**Given request:** Retype the material in full, keeping every word the same.

● ● ● ● ●

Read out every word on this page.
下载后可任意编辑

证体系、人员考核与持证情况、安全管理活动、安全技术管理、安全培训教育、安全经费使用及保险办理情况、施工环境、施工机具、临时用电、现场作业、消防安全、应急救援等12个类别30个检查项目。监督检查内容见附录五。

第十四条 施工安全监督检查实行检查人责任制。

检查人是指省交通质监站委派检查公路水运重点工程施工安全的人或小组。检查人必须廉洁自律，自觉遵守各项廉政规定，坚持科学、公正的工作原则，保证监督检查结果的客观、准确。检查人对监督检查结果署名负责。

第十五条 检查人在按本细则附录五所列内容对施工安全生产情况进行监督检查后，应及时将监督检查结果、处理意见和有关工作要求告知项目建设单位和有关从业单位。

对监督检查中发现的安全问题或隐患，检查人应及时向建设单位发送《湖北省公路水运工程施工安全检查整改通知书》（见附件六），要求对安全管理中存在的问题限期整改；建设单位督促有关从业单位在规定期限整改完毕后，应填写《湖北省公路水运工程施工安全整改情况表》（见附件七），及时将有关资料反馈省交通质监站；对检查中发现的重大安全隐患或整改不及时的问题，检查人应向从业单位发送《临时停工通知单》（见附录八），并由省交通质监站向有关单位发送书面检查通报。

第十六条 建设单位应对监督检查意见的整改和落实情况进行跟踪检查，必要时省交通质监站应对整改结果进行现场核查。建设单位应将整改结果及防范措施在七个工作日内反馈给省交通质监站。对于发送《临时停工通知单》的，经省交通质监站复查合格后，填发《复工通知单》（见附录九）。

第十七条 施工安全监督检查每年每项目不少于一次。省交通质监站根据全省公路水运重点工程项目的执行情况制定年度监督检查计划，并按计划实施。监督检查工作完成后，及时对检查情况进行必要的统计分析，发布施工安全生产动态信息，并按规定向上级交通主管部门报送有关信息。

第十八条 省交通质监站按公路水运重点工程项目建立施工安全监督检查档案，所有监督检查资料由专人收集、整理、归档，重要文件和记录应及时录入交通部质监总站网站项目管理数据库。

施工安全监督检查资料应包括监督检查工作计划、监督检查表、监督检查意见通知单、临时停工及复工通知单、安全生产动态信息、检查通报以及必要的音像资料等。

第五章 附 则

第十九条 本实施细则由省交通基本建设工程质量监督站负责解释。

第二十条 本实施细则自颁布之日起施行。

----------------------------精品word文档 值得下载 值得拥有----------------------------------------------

● ● ● ● ●

**Answer to the exercise:**
Read out every word on this page.
下载后可任意编辑

证体系、人员考核与持证情况、安全管理活动、安全技术管理、安全培训教育、安全经费使用及保险办理情况、施工环境、施工机具、临时用电、现场作业、消防安全、应急救援等12个类别30个检查项目。监督检查内容见附录五。

第十四条 施工安全监督检查实行检查人责任制。

检查人是指省交通质监站委派检查公路水运重点工程施工安全的人或小组。检查人必须廉洁自律，自觉遵守各项廉政规定，坚持科学、公正的工作原则，保证监督检查结果的客观、准确。检查人对监督检查结果署名负责。

第十五条 检查人在按本细则附录五所列内容对施工安全生产情况进行监督检查后，应及时将监督检查结果、处理意见和有关工作要求告知项目建设单位和有关从业单位。

对监督检查中发现的安全问题或隐患，检查人应及时向建设单位发送《湖北省公路水运工程施工安全检查整改通知书》（见附件六），要求对安全管理中存在的问题限期整改；建设单位督促有关从业单位在规定期限整改完毕后，应填写《湖北省公路水运工程施工安全整改情况表》（见附件七），及时将有关资料反馈省交通质监站；对检查中发现的重大安全隐患或整改不及时的问题，检查人应向从业单位发送《临时停工通知单》（见附录八），并由省交通质监站向有关单位发送书面检查通报。

第十六条 建设单位应对监督检查意见的整改和落实情况进行跟踪检查，必要时省交通质监站应对整改结果进行现场核查。建设单位应将整改结果及防范措施在七个工作日内反馈给省交通质监站。对于发送《临时停工通知单》的，经省交通质监站复查合格后，填发《复工通知单》（见附录九）。

第十七条 施工安全监督检查每年每项目不少于一次。省交通质监站根据全省公路水运重点工程项目的执行情况制定年度监督检查计划，并按计划实施。监督检查工作完成后，及时对检查情况进行必要的统计分析，发布施工安全生产动态信息，并按规定向上级交通主管部门报送有关信息。

第十八条 省交通质监站按公路水运重点工程项目建立施工安全监督检查档案，所有监督检查资料由专人收集、整理、归档，重要文件和记录应及时录入交通部质监总站网站项目管理数据库。

施工安全监督检查资料应包括监督检查工作计划、监督检查表、监督检查意见通知单、临时停工及复工通知单、安全生产动态信息、检查通报以及必要的音像资料等。

第五章 附 则

第十九条 本实施细则由省交通基本建设工程质量监督站负责解释。

第二十条 本实施细则自颁布之日起施行。

----------------------------精品word文档 值得下载 值得拥有----------------------------------------------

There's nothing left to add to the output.